(PROBLEM STATEMENT)
In your copy, repeat the records exactly and leave out the pictures.

>> Begin DATA ROWS

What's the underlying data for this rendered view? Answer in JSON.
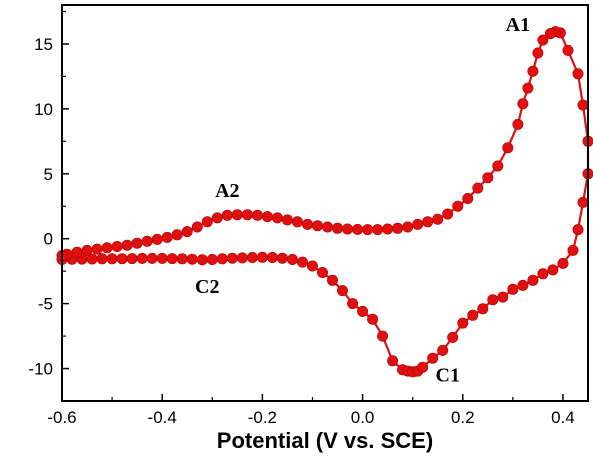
{
  "chart_data": {
    "type": "line",
    "title": "",
    "xlabel": "Potential (V vs. SCE)",
    "ylabel": "",
    "xlim": [
      -0.6,
      0.45
    ],
    "ylim": [
      -12.5,
      18
    ],
    "grid": false,
    "legend": "none",
    "xticks": [
      "-0.6",
      "-0.4",
      "-0.2",
      "0.0",
      "0.2",
      "0.4"
    ],
    "yticks": [
      "-10",
      "-5",
      "0",
      "5",
      "10",
      "15"
    ],
    "colors": {
      "series": "#e01010",
      "axes": "#000000"
    },
    "marker": "filled-circle",
    "annotations": [
      {
        "text": "A1",
        "x": 0.31,
        "y": 16.0
      },
      {
        "text": "A2",
        "x": -0.27,
        "y": 3.2
      },
      {
        "text": "C1",
        "x": 0.17,
        "y": -11.0
      },
      {
        "text": "C2",
        "x": -0.31,
        "y": -4.2
      }
    ],
    "series": [
      {
        "values": [
          [
            -0.6,
            -1.6
          ],
          [
            -0.58,
            -1.58
          ],
          [
            -0.56,
            -1.57
          ],
          [
            -0.54,
            -1.56
          ],
          [
            -0.52,
            -1.55
          ],
          [
            -0.5,
            -1.55
          ],
          [
            -0.48,
            -1.54
          ],
          [
            -0.46,
            -1.53
          ],
          [
            -0.44,
            -1.52
          ],
          [
            -0.42,
            -1.52
          ],
          [
            -0.4,
            -1.52
          ],
          [
            -0.38,
            -1.53
          ],
          [
            -0.36,
            -1.55
          ],
          [
            -0.34,
            -1.58
          ],
          [
            -0.32,
            -1.62
          ],
          [
            -0.3,
            -1.6
          ],
          [
            -0.28,
            -1.55
          ],
          [
            -0.26,
            -1.5
          ],
          [
            -0.24,
            -1.48
          ],
          [
            -0.22,
            -1.45
          ],
          [
            -0.2,
            -1.43
          ],
          [
            -0.18,
            -1.45
          ],
          [
            -0.16,
            -1.5
          ],
          [
            -0.14,
            -1.6
          ],
          [
            -0.12,
            -1.8
          ],
          [
            -0.1,
            -2.1
          ],
          [
            -0.08,
            -2.6
          ],
          [
            -0.06,
            -3.2
          ],
          [
            -0.04,
            -4.0
          ],
          [
            -0.02,
            -5.0
          ],
          [
            0.0,
            -5.6
          ],
          [
            0.02,
            -6.2
          ],
          [
            0.04,
            -7.5
          ],
          [
            0.06,
            -9.4
          ],
          [
            0.08,
            -10.1
          ],
          [
            0.09,
            -10.2
          ],
          [
            0.1,
            -10.25
          ],
          [
            0.11,
            -10.2
          ],
          [
            0.12,
            -9.9
          ],
          [
            0.14,
            -9.2
          ],
          [
            0.16,
            -8.6
          ],
          [
            0.18,
            -7.6
          ],
          [
            0.2,
            -6.5
          ],
          [
            0.22,
            -5.9
          ],
          [
            0.24,
            -5.4
          ],
          [
            0.26,
            -4.7
          ],
          [
            0.28,
            -4.5
          ],
          [
            0.3,
            -3.9
          ],
          [
            0.32,
            -3.6
          ],
          [
            0.34,
            -3.2
          ],
          [
            0.36,
            -2.7
          ],
          [
            0.38,
            -2.4
          ],
          [
            0.4,
            -1.9
          ],
          [
            0.42,
            -0.9
          ],
          [
            0.43,
            0.7
          ],
          [
            0.44,
            2.8
          ],
          [
            0.45,
            5.0
          ],
          [
            0.45,
            7.5
          ],
          [
            0.44,
            10.3
          ],
          [
            0.43,
            12.7
          ],
          [
            0.41,
            14.5
          ],
          [
            0.395,
            15.85
          ],
          [
            0.385,
            15.95
          ],
          [
            0.375,
            15.8
          ],
          [
            0.36,
            15.3
          ],
          [
            0.35,
            14.3
          ],
          [
            0.34,
            12.9
          ],
          [
            0.33,
            11.6
          ],
          [
            0.32,
            10.4
          ],
          [
            0.31,
            8.8
          ],
          [
            0.29,
            7.0
          ],
          [
            0.27,
            5.6
          ],
          [
            0.25,
            4.7
          ],
          [
            0.23,
            3.9
          ],
          [
            0.21,
            3.1
          ],
          [
            0.19,
            2.5
          ],
          [
            0.17,
            1.9
          ],
          [
            0.15,
            1.5
          ],
          [
            0.13,
            1.3
          ],
          [
            0.11,
            1.1
          ],
          [
            0.09,
            0.9
          ],
          [
            0.07,
            0.8
          ],
          [
            0.05,
            0.75
          ],
          [
            0.03,
            0.7
          ],
          [
            0.01,
            0.7
          ],
          [
            -0.01,
            0.72
          ],
          [
            -0.03,
            0.75
          ],
          [
            -0.05,
            0.8
          ],
          [
            -0.07,
            0.9
          ],
          [
            -0.09,
            1.0
          ],
          [
            -0.11,
            1.1
          ],
          [
            -0.13,
            1.3
          ],
          [
            -0.15,
            1.45
          ],
          [
            -0.17,
            1.6
          ],
          [
            -0.19,
            1.7
          ],
          [
            -0.21,
            1.8
          ],
          [
            -0.23,
            1.85
          ],
          [
            -0.25,
            1.85
          ],
          [
            -0.27,
            1.8
          ],
          [
            -0.29,
            1.6
          ],
          [
            -0.31,
            1.3
          ],
          [
            -0.33,
            0.9
          ],
          [
            -0.35,
            0.55
          ],
          [
            -0.37,
            0.3
          ],
          [
            -0.39,
            0.1
          ],
          [
            -0.41,
            -0.05
          ],
          [
            -0.43,
            -0.2
          ],
          [
            -0.45,
            -0.35
          ],
          [
            -0.47,
            -0.5
          ],
          [
            -0.49,
            -0.6
          ],
          [
            -0.51,
            -0.7
          ],
          [
            -0.53,
            -0.8
          ],
          [
            -0.55,
            -0.9
          ],
          [
            -0.57,
            -1.05
          ],
          [
            -0.59,
            -1.2
          ],
          [
            -0.6,
            -1.3
          ]
        ]
      }
    ]
  }
}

>> End DATA ROWS

(RESPONSE TO THIS TASK)
What's the underlying data for this rendered view? Answer in JSON.
{
  "chart_data": {
    "type": "line",
    "title": "",
    "xlabel": "Potential (V vs. SCE)",
    "ylabel": "",
    "xlim": [
      -0.6,
      0.45
    ],
    "ylim": [
      -12.5,
      18
    ],
    "grid": false,
    "legend": "none",
    "xticks": [
      "-0.6",
      "-0.4",
      "-0.2",
      "0.0",
      "0.2",
      "0.4"
    ],
    "yticks": [
      "-10",
      "-5",
      "0",
      "5",
      "10",
      "15"
    ],
    "colors": {
      "series": "#e01010",
      "axes": "#000000"
    },
    "marker": "filled-circle",
    "annotations": [
      {
        "text": "A1",
        "x": 0.31,
        "y": 16.0
      },
      {
        "text": "A2",
        "x": -0.27,
        "y": 3.2
      },
      {
        "text": "C1",
        "x": 0.17,
        "y": -11.0
      },
      {
        "text": "C2",
        "x": -0.31,
        "y": -4.2
      }
    ],
    "series": [
      {
        "values": [
          [
            -0.6,
            -1.6
          ],
          [
            -0.58,
            -1.58
          ],
          [
            -0.56,
            -1.57
          ],
          [
            -0.54,
            -1.56
          ],
          [
            -0.52,
            -1.55
          ],
          [
            -0.5,
            -1.55
          ],
          [
            -0.48,
            -1.54
          ],
          [
            -0.46,
            -1.53
          ],
          [
            -0.44,
            -1.52
          ],
          [
            -0.42,
            -1.52
          ],
          [
            -0.4,
            -1.52
          ],
          [
            -0.38,
            -1.53
          ],
          [
            -0.36,
            -1.55
          ],
          [
            -0.34,
            -1.58
          ],
          [
            -0.32,
            -1.62
          ],
          [
            -0.3,
            -1.6
          ],
          [
            -0.28,
            -1.55
          ],
          [
            -0.26,
            -1.5
          ],
          [
            -0.24,
            -1.48
          ],
          [
            -0.22,
            -1.45
          ],
          [
            -0.2,
            -1.43
          ],
          [
            -0.18,
            -1.45
          ],
          [
            -0.16,
            -1.5
          ],
          [
            -0.14,
            -1.6
          ],
          [
            -0.12,
            -1.8
          ],
          [
            -0.1,
            -2.1
          ],
          [
            -0.08,
            -2.6
          ],
          [
            -0.06,
            -3.2
          ],
          [
            -0.04,
            -4.0
          ],
          [
            -0.02,
            -5.0
          ],
          [
            0.0,
            -5.6
          ],
          [
            0.02,
            -6.2
          ],
          [
            0.04,
            -7.5
          ],
          [
            0.06,
            -9.4
          ],
          [
            0.08,
            -10.1
          ],
          [
            0.09,
            -10.2
          ],
          [
            0.1,
            -10.25
          ],
          [
            0.11,
            -10.2
          ],
          [
            0.12,
            -9.9
          ],
          [
            0.14,
            -9.2
          ],
          [
            0.16,
            -8.6
          ],
          [
            0.18,
            -7.6
          ],
          [
            0.2,
            -6.5
          ],
          [
            0.22,
            -5.9
          ],
          [
            0.24,
            -5.4
          ],
          [
            0.26,
            -4.7
          ],
          [
            0.28,
            -4.5
          ],
          [
            0.3,
            -3.9
          ],
          [
            0.32,
            -3.6
          ],
          [
            0.34,
            -3.2
          ],
          [
            0.36,
            -2.7
          ],
          [
            0.38,
            -2.4
          ],
          [
            0.4,
            -1.9
          ],
          [
            0.42,
            -0.9
          ],
          [
            0.43,
            0.7
          ],
          [
            0.44,
            2.8
          ],
          [
            0.45,
            5.0
          ],
          [
            0.45,
            7.5
          ],
          [
            0.44,
            10.3
          ],
          [
            0.43,
            12.7
          ],
          [
            0.41,
            14.5
          ],
          [
            0.395,
            15.85
          ],
          [
            0.385,
            15.95
          ],
          [
            0.375,
            15.8
          ],
          [
            0.36,
            15.3
          ],
          [
            0.35,
            14.3
          ],
          [
            0.34,
            12.9
          ],
          [
            0.33,
            11.6
          ],
          [
            0.32,
            10.4
          ],
          [
            0.31,
            8.8
          ],
          [
            0.29,
            7.0
          ],
          [
            0.27,
            5.6
          ],
          [
            0.25,
            4.7
          ],
          [
            0.23,
            3.9
          ],
          [
            0.21,
            3.1
          ],
          [
            0.19,
            2.5
          ],
          [
            0.17,
            1.9
          ],
          [
            0.15,
            1.5
          ],
          [
            0.13,
            1.3
          ],
          [
            0.11,
            1.1
          ],
          [
            0.09,
            0.9
          ],
          [
            0.07,
            0.8
          ],
          [
            0.05,
            0.75
          ],
          [
            0.03,
            0.7
          ],
          [
            0.01,
            0.7
          ],
          [
            -0.01,
            0.72
          ],
          [
            -0.03,
            0.75
          ],
          [
            -0.05,
            0.8
          ],
          [
            -0.07,
            0.9
          ],
          [
            -0.09,
            1.0
          ],
          [
            -0.11,
            1.1
          ],
          [
            -0.13,
            1.3
          ],
          [
            -0.15,
            1.45
          ],
          [
            -0.17,
            1.6
          ],
          [
            -0.19,
            1.7
          ],
          [
            -0.21,
            1.8
          ],
          [
            -0.23,
            1.85
          ],
          [
            -0.25,
            1.85
          ],
          [
            -0.27,
            1.8
          ],
          [
            -0.29,
            1.6
          ],
          [
            -0.31,
            1.3
          ],
          [
            -0.33,
            0.9
          ],
          [
            -0.35,
            0.55
          ],
          [
            -0.37,
            0.3
          ],
          [
            -0.39,
            0.1
          ],
          [
            -0.41,
            -0.05
          ],
          [
            -0.43,
            -0.2
          ],
          [
            -0.45,
            -0.35
          ],
          [
            -0.47,
            -0.5
          ],
          [
            -0.49,
            -0.6
          ],
          [
            -0.51,
            -0.7
          ],
          [
            -0.53,
            -0.8
          ],
          [
            -0.55,
            -0.9
          ],
          [
            -0.57,
            -1.05
          ],
          [
            -0.59,
            -1.2
          ],
          [
            -0.6,
            -1.3
          ]
        ]
      }
    ]
  }
}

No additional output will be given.